Find how many lines in the data below include the word "series", then write only that number.

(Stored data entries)
————

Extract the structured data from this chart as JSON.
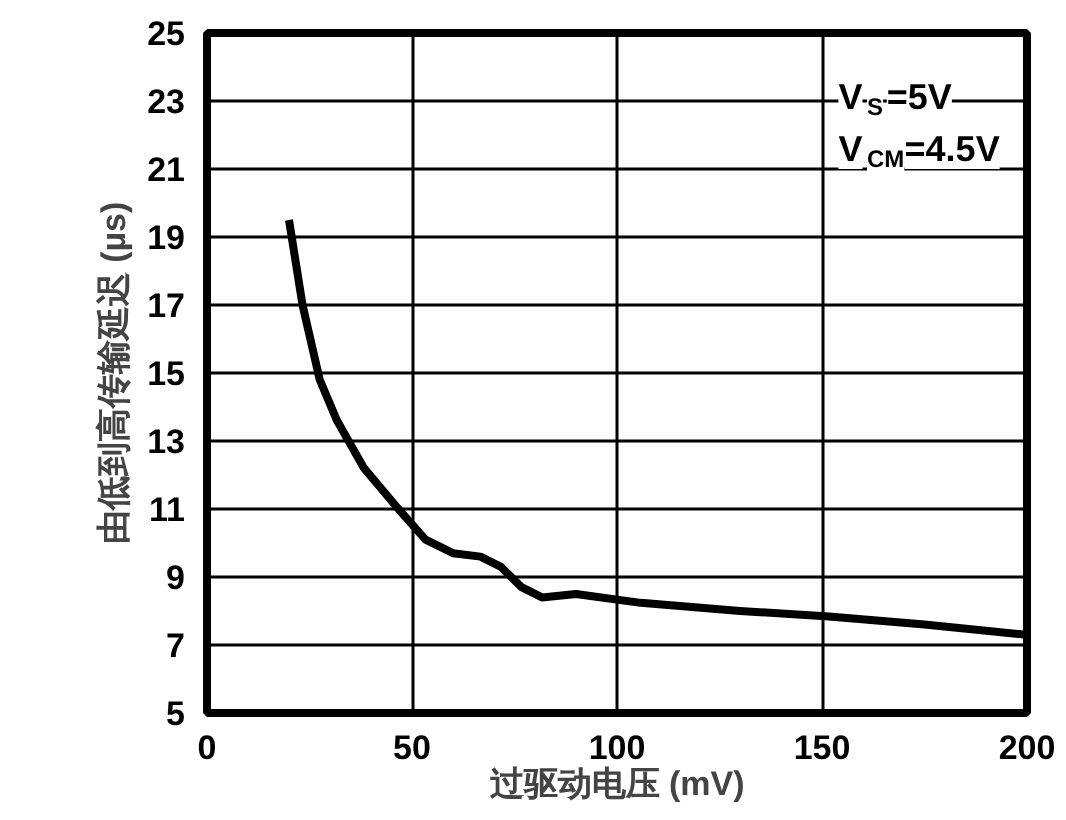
{
  "chart_data": {
    "type": "line",
    "xlabel": "过驱动电压 (mV)",
    "ylabel": "由低到高传输延迟 (µs)",
    "annotations": [
      "V$_{S}$=5V",
      "V$_{CM}$=4.5V"
    ],
    "x": [
      20,
      23.3,
      27.5,
      31.7,
      38.3,
      46.7,
      53.3,
      60,
      66.7,
      71.7,
      76.7,
      81.7,
      90,
      105.8,
      130,
      151.7,
      175,
      200
    ],
    "series": [
      {
        "color": "#000000",
        "values": [
          19.5,
          17,
          14.8,
          13.6,
          12.2,
          11.0,
          10.1,
          9.7,
          9.6,
          9.3,
          8.7,
          8.4,
          8.5,
          8.24,
          8.0,
          7.84,
          7.6,
          7.3
        ]
      }
    ],
    "xlim": [
      0,
      200
    ],
    "ylim": [
      5,
      25
    ],
    "xticks": [
      0,
      50,
      100,
      150,
      200
    ],
    "yticks": [
      5,
      7,
      9,
      11,
      13,
      15,
      17,
      19,
      21,
      23,
      25
    ],
    "grid": true,
    "marker": "none",
    "line_style": "solid"
  }
}
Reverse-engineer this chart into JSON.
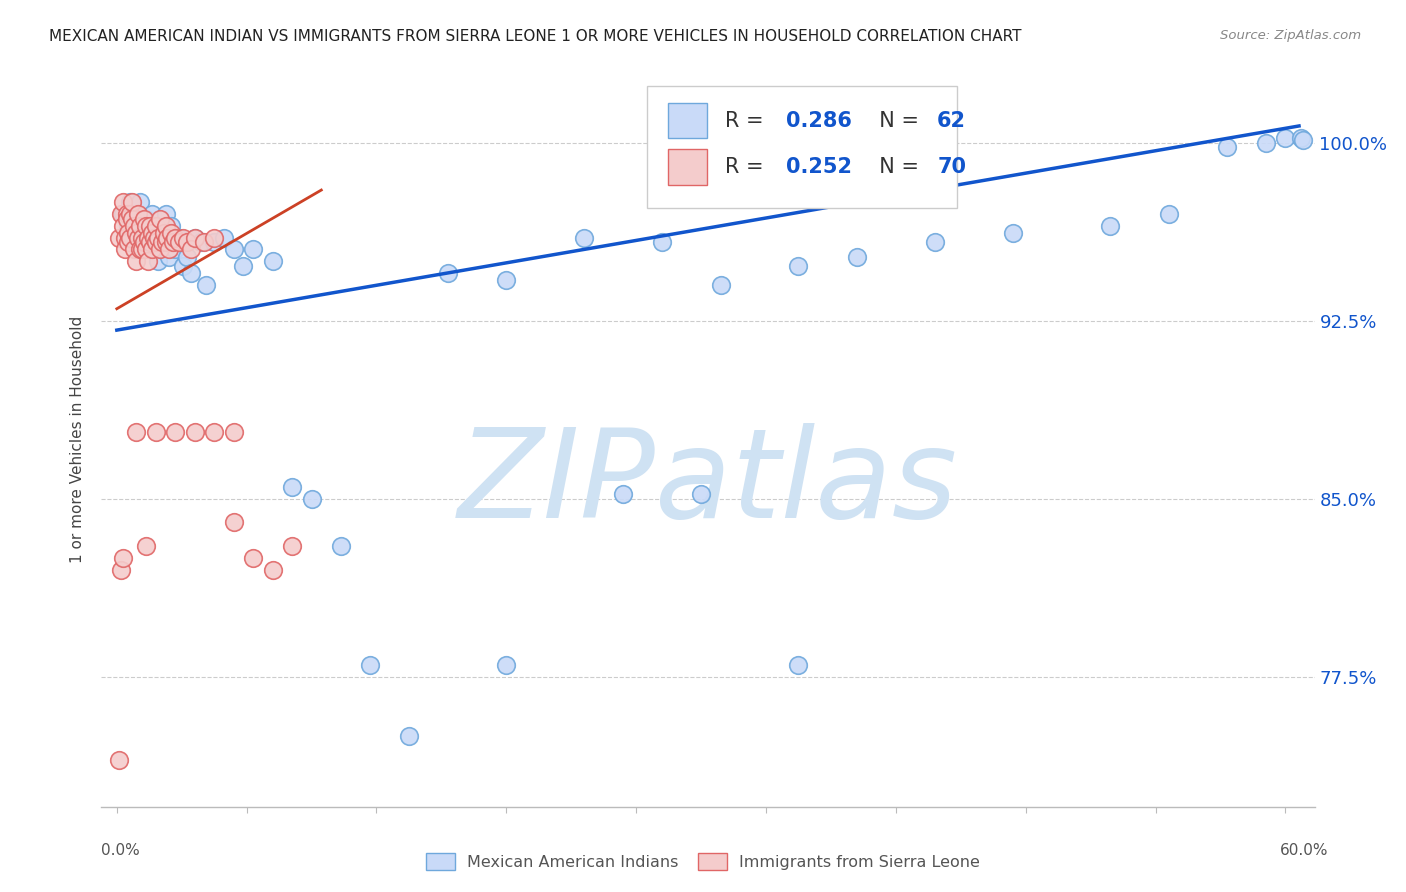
{
  "title": "MEXICAN AMERICAN INDIAN VS IMMIGRANTS FROM SIERRA LEONE 1 OR MORE VEHICLES IN HOUSEHOLD CORRELATION CHART",
  "source": "Source: ZipAtlas.com",
  "ylabel": "1 or more Vehicles in Household",
  "ylim": [
    0.72,
    1.03
  ],
  "xlim": [
    -0.008,
    0.615
  ],
  "yticks": [
    0.775,
    0.85,
    0.925,
    1.0
  ],
  "ytick_labels": [
    "77.5%",
    "85.0%",
    "92.5%",
    "100.0%"
  ],
  "xtick_left_label": "0.0%",
  "xtick_right_label": "60.0%",
  "blue_R": 0.286,
  "blue_N": 62,
  "pink_R": 0.252,
  "pink_N": 70,
  "blue_dot_facecolor": "#c9daf8",
  "blue_dot_edge": "#6fa8dc",
  "pink_dot_facecolor": "#f4cccc",
  "pink_dot_edge": "#e06666",
  "blue_line_color": "#1155cc",
  "pink_line_color": "#cc4125",
  "legend_label_blue": "Mexican American Indians",
  "legend_label_pink": "Immigrants from Sierra Leone",
  "watermark_text": "ZIPatlas",
  "watermark_color": "#cfe2f3",
  "grid_color": "#cccccc",
  "blue_trend_x0": 0.0,
  "blue_trend_y0": 0.921,
  "blue_trend_x1": 0.607,
  "blue_trend_y1": 1.007,
  "pink_trend_x0": 0.0,
  "pink_trend_y0": 0.93,
  "pink_trend_x1": 0.105,
  "pink_trend_y1": 0.98,
  "blue_x": [
    0.003,
    0.006,
    0.007,
    0.009,
    0.01,
    0.011,
    0.012,
    0.013,
    0.014,
    0.015,
    0.016,
    0.017,
    0.018,
    0.019,
    0.02,
    0.021,
    0.022,
    0.023,
    0.024,
    0.025,
    0.026,
    0.027,
    0.028,
    0.03,
    0.032,
    0.034,
    0.036,
    0.038,
    0.04,
    0.043,
    0.046,
    0.05,
    0.055,
    0.06,
    0.065,
    0.07,
    0.08,
    0.09,
    0.1,
    0.115,
    0.13,
    0.15,
    0.17,
    0.2,
    0.24,
    0.28,
    0.31,
    0.35,
    0.38,
    0.42,
    0.46,
    0.51,
    0.54,
    0.57,
    0.59,
    0.6,
    0.608,
    0.609,
    0.26,
    0.3,
    0.2,
    0.35
  ],
  "blue_y": [
    0.97,
    0.965,
    0.975,
    0.96,
    0.968,
    0.955,
    0.975,
    0.965,
    0.96,
    0.968,
    0.955,
    0.965,
    0.97,
    0.958,
    0.96,
    0.95,
    0.962,
    0.955,
    0.958,
    0.97,
    0.96,
    0.952,
    0.965,
    0.955,
    0.96,
    0.948,
    0.952,
    0.945,
    0.96,
    0.958,
    0.94,
    0.958,
    0.96,
    0.955,
    0.948,
    0.955,
    0.95,
    0.855,
    0.85,
    0.83,
    0.78,
    0.75,
    0.945,
    0.942,
    0.96,
    0.958,
    0.94,
    0.948,
    0.952,
    0.958,
    0.962,
    0.965,
    0.97,
    0.998,
    1.0,
    1.002,
    1.002,
    1.001,
    0.852,
    0.852,
    0.78,
    0.78
  ],
  "pink_x": [
    0.001,
    0.002,
    0.003,
    0.003,
    0.004,
    0.004,
    0.005,
    0.005,
    0.006,
    0.006,
    0.007,
    0.007,
    0.008,
    0.008,
    0.009,
    0.009,
    0.01,
    0.01,
    0.011,
    0.011,
    0.012,
    0.012,
    0.013,
    0.013,
    0.014,
    0.014,
    0.015,
    0.015,
    0.016,
    0.016,
    0.017,
    0.017,
    0.018,
    0.018,
    0.019,
    0.02,
    0.02,
    0.021,
    0.022,
    0.022,
    0.023,
    0.024,
    0.025,
    0.025,
    0.026,
    0.027,
    0.028,
    0.029,
    0.03,
    0.032,
    0.034,
    0.036,
    0.038,
    0.04,
    0.045,
    0.05,
    0.06,
    0.07,
    0.08,
    0.09,
    0.01,
    0.02,
    0.03,
    0.04,
    0.05,
    0.06,
    0.001,
    0.002,
    0.003,
    0.015
  ],
  "pink_y": [
    0.96,
    0.97,
    0.965,
    0.975,
    0.96,
    0.955,
    0.97,
    0.968,
    0.962,
    0.958,
    0.97,
    0.96,
    0.975,
    0.968,
    0.965,
    0.955,
    0.962,
    0.95,
    0.96,
    0.97,
    0.955,
    0.965,
    0.96,
    0.955,
    0.968,
    0.958,
    0.965,
    0.955,
    0.96,
    0.95,
    0.965,
    0.958,
    0.962,
    0.955,
    0.96,
    0.965,
    0.958,
    0.96,
    0.955,
    0.968,
    0.958,
    0.962,
    0.965,
    0.958,
    0.96,
    0.955,
    0.962,
    0.958,
    0.96,
    0.958,
    0.96,
    0.958,
    0.955,
    0.96,
    0.958,
    0.96,
    0.84,
    0.825,
    0.82,
    0.83,
    0.878,
    0.878,
    0.878,
    0.878,
    0.878,
    0.878,
    0.74,
    0.82,
    0.825,
    0.83
  ]
}
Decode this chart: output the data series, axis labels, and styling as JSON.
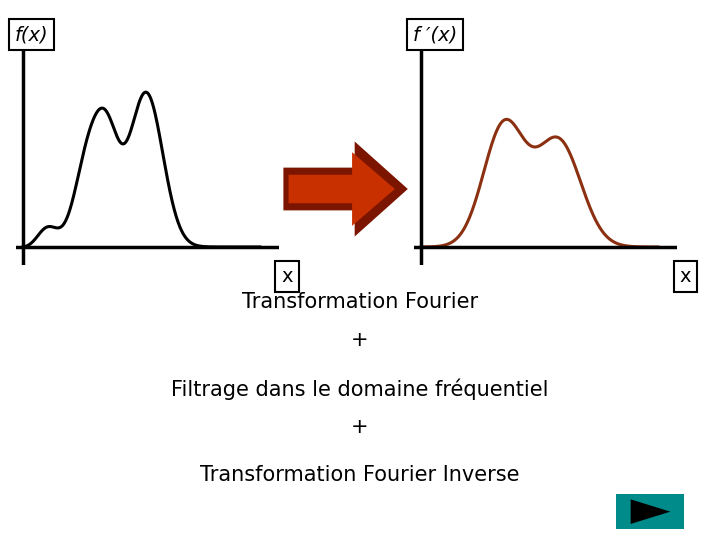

————

▸ FULL RESPONSE
2